● What to produce
All lines featuring the string "type" are to be listed.

● Data for this exercise
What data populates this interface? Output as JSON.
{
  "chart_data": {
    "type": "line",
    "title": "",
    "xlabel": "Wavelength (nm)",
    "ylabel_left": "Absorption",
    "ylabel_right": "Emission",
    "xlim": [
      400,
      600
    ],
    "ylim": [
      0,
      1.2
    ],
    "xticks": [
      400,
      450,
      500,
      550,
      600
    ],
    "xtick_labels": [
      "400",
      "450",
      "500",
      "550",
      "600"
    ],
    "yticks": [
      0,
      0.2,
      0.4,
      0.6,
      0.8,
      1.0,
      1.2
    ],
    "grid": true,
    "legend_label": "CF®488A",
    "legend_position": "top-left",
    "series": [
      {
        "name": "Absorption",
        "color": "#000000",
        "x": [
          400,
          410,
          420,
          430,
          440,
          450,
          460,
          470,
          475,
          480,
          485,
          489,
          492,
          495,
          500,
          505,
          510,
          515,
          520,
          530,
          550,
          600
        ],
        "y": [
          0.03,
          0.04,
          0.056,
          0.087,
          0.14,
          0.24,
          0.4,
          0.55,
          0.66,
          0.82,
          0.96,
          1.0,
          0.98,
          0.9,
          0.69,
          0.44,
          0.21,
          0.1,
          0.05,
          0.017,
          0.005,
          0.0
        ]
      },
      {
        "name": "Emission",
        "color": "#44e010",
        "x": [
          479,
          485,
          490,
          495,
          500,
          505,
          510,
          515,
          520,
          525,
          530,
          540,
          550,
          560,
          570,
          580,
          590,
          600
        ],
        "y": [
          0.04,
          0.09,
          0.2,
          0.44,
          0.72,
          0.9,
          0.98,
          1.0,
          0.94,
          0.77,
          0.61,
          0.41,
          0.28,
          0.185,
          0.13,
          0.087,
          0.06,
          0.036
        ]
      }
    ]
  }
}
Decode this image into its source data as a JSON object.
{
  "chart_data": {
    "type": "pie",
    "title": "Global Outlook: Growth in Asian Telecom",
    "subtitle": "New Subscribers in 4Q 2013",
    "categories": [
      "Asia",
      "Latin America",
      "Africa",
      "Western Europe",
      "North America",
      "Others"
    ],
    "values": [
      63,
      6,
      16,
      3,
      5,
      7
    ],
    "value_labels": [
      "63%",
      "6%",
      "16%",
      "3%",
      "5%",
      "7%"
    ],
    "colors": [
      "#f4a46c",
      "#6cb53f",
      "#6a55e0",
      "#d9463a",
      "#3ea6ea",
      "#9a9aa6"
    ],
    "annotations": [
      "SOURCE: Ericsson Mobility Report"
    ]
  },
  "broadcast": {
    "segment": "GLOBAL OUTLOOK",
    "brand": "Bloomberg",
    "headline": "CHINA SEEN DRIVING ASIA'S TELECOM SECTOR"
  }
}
---
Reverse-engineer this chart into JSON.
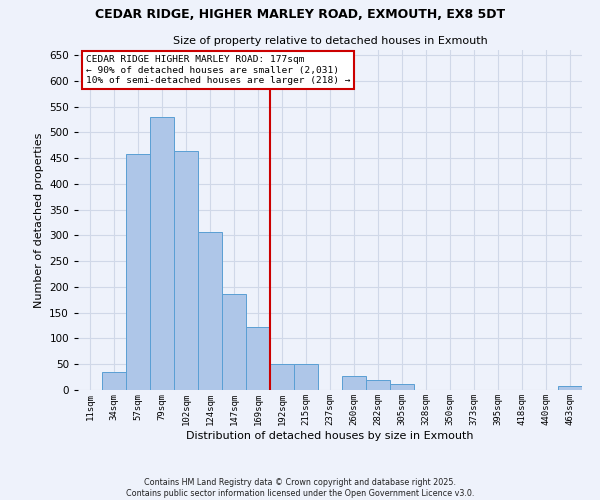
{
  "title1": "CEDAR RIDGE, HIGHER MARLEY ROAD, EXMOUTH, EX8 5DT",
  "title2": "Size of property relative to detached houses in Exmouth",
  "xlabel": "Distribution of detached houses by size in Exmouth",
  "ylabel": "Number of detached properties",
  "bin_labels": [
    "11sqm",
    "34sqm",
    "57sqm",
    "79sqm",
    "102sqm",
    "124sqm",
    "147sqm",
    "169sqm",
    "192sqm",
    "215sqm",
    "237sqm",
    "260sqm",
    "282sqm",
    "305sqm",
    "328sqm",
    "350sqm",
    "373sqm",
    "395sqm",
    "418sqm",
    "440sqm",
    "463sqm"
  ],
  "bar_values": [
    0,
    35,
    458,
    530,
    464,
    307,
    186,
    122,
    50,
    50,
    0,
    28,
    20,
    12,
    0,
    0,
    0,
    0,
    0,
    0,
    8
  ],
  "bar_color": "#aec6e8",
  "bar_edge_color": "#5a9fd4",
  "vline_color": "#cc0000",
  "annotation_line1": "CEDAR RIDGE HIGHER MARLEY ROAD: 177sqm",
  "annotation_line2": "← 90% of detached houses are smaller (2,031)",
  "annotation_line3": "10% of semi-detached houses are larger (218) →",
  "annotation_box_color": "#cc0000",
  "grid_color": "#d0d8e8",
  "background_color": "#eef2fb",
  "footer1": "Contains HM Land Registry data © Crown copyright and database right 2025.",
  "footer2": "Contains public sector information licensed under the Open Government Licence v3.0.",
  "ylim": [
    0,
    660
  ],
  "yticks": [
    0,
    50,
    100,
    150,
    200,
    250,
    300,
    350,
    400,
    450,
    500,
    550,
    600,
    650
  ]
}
...
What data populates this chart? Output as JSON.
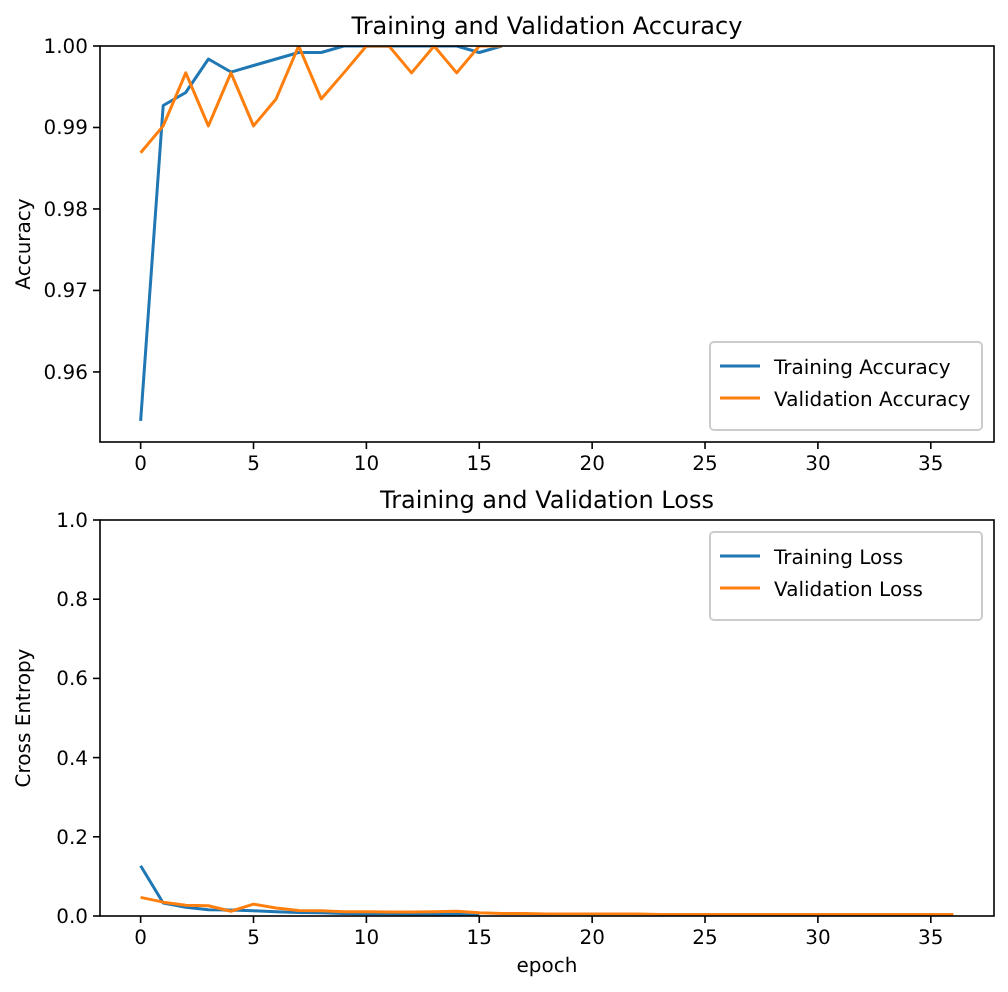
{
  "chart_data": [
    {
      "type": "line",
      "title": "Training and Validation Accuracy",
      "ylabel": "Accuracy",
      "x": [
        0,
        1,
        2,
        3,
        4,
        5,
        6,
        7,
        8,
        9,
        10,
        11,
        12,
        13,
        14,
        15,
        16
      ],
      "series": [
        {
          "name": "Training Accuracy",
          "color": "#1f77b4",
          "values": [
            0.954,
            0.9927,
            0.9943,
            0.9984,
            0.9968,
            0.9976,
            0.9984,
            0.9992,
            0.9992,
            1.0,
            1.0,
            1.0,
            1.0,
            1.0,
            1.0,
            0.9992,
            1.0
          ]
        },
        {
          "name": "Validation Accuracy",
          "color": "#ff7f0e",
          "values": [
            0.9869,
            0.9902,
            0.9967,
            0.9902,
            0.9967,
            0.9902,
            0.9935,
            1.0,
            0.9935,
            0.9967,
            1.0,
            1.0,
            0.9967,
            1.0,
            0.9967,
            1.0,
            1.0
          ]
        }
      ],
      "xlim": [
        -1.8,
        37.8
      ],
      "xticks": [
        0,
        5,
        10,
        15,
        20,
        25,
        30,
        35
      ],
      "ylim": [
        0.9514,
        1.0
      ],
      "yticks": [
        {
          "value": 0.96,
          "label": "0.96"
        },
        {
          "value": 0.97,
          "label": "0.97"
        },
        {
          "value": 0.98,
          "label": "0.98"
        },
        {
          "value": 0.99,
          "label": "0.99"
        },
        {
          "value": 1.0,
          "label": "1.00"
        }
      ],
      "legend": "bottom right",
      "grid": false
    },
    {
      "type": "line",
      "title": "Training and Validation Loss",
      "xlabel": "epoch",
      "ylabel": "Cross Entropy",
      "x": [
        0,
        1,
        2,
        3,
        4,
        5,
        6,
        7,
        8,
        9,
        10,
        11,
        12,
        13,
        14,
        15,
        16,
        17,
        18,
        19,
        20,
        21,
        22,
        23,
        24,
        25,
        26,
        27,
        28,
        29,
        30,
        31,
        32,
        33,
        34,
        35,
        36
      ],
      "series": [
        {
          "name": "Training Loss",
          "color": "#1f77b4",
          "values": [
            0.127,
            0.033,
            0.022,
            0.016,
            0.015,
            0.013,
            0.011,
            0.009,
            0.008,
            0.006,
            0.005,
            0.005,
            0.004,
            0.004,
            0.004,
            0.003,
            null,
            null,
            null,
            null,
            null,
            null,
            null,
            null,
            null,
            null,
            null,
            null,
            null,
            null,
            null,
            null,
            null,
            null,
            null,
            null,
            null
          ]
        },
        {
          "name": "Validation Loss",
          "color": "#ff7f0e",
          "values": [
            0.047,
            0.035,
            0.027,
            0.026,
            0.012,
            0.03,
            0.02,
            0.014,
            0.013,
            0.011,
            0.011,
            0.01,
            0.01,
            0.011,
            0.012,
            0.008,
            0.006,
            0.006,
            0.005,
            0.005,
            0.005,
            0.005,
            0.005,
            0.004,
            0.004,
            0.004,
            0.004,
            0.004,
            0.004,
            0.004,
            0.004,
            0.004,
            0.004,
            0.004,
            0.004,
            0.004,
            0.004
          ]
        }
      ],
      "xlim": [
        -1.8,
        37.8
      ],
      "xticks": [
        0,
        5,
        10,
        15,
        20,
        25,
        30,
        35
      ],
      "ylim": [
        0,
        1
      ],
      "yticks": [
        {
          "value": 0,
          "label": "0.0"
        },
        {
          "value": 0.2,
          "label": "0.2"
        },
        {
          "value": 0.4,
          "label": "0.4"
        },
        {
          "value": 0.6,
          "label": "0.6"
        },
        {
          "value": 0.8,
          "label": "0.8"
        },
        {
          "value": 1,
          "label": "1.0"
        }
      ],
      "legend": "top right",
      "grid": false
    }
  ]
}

● Task output
    "type": "line",
    "type": "pie",
      "type": "line",
      "type": "line",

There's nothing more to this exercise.